## Information given
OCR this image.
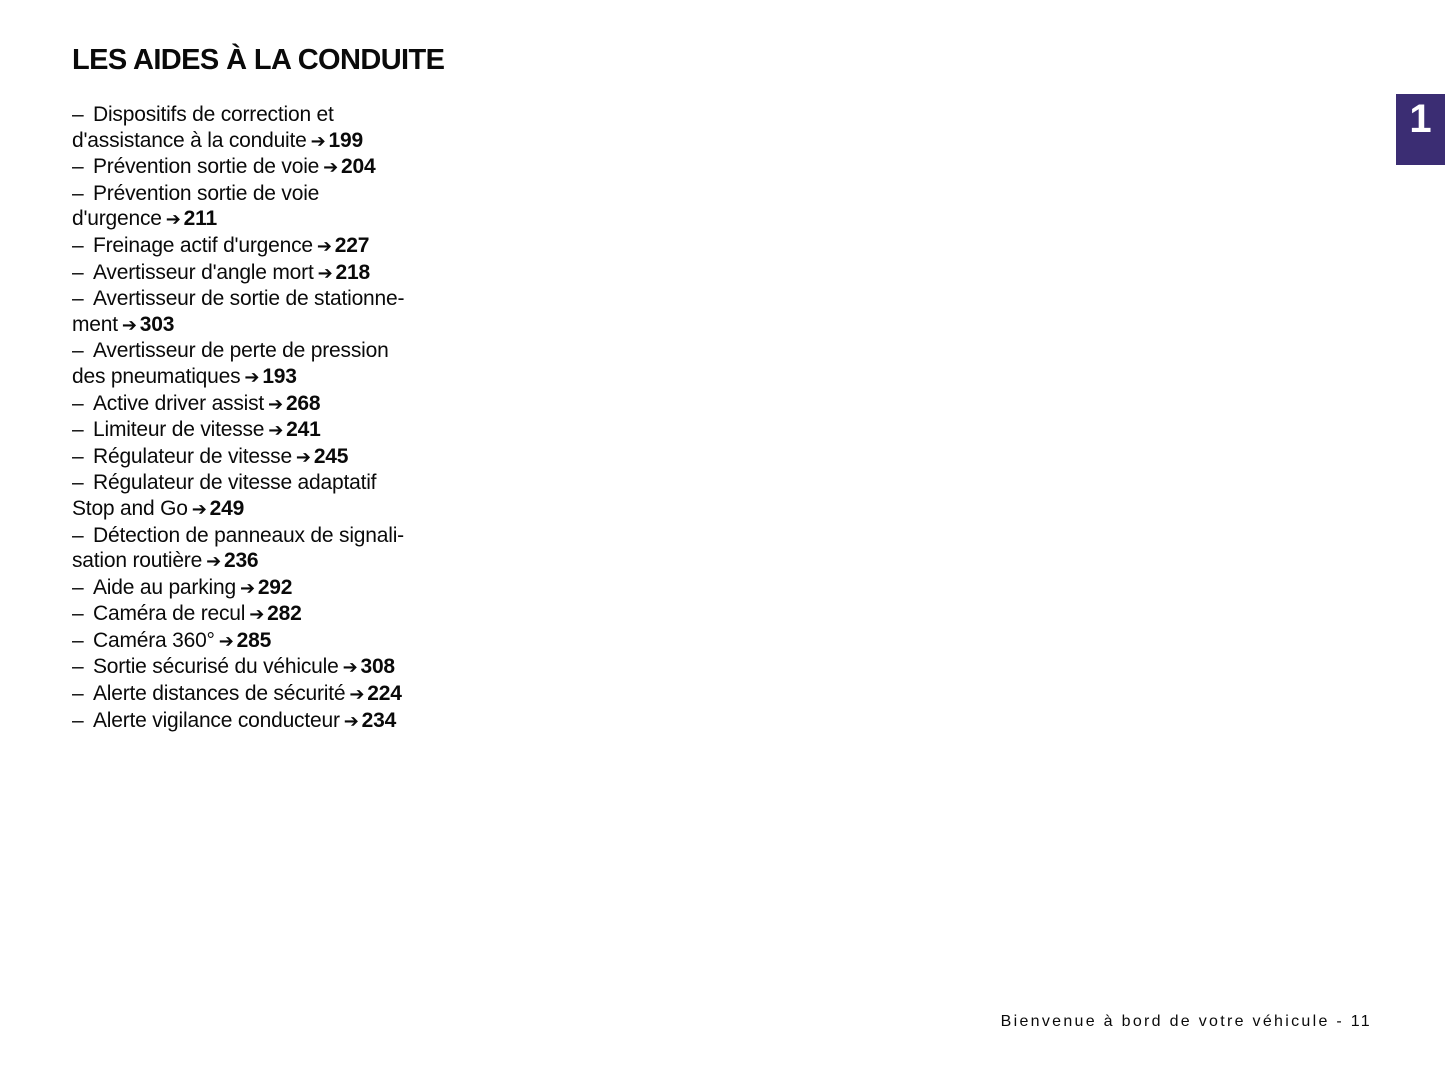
LES AIDES À LA CONDUITE
– Dispositifs de correction et
d'assistance à la conduite ➔ 199
– Prévention sortie de voie ➔ 204
– Prévention sortie de voie
d'urgence ➔ 211
– Freinage actif d'urgence ➔ 227
– Avertisseur d'angle mort ➔ 218
– Avertisseur de sortie de stationne-
ment ➔ 303
– Avertisseur de perte de pression
des pneumatiques ➔ 193
– Active driver assist ➔ 268
– Limiteur de vitesse ➔ 241
– Régulateur de vitesse ➔ 245
– Régulateur de vitesse adaptatif
Stop and Go ➔ 249
– Détection de panneaux de signali-
sation routière ➔ 236
– Aide au parking ➔ 292
– Caméra de recul ➔ 282
– Caméra 360° ➔ 285
– Sortie sécurisé du véhicule ➔ 308
– Alerte distances de sécurité ➔ 224
– Alerte vigilance conducteur ➔ 234
1
Bienvenue à bord de votre véhicule - 11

## Problem details
Transcribe every entry word for word, but skip the pictures.

## Expected answer
OCR this image.
LES AIDES À LA CONDUITE
– Dispositifs de correction et
d'assistance à la conduite ➔ 199
– Prévention sortie de voie ➔ 204
– Prévention sortie de voie
d'urgence ➔ 211
– Freinage actif d'urgence ➔ 227
– Avertisseur d'angle mort ➔ 218
– Avertisseur de sortie de stationne-
ment ➔ 303
– Avertisseur de perte de pression
des pneumatiques ➔ 193
– Active driver assist ➔ 268
– Limiteur de vitesse ➔ 241
– Régulateur de vitesse ➔ 245
– Régulateur de vitesse adaptatif
Stop and Go ➔ 249
– Détection de panneaux de signali-
sation routière ➔ 236
– Aide au parking ➔ 292
– Caméra de recul ➔ 282
– Caméra 360° ➔ 285
– Sortie sécurisé du véhicule ➔ 308
– Alerte distances de sécurité ➔ 224
– Alerte vigilance conducteur ➔ 234
1
Bienvenue à bord de votre véhicule - 11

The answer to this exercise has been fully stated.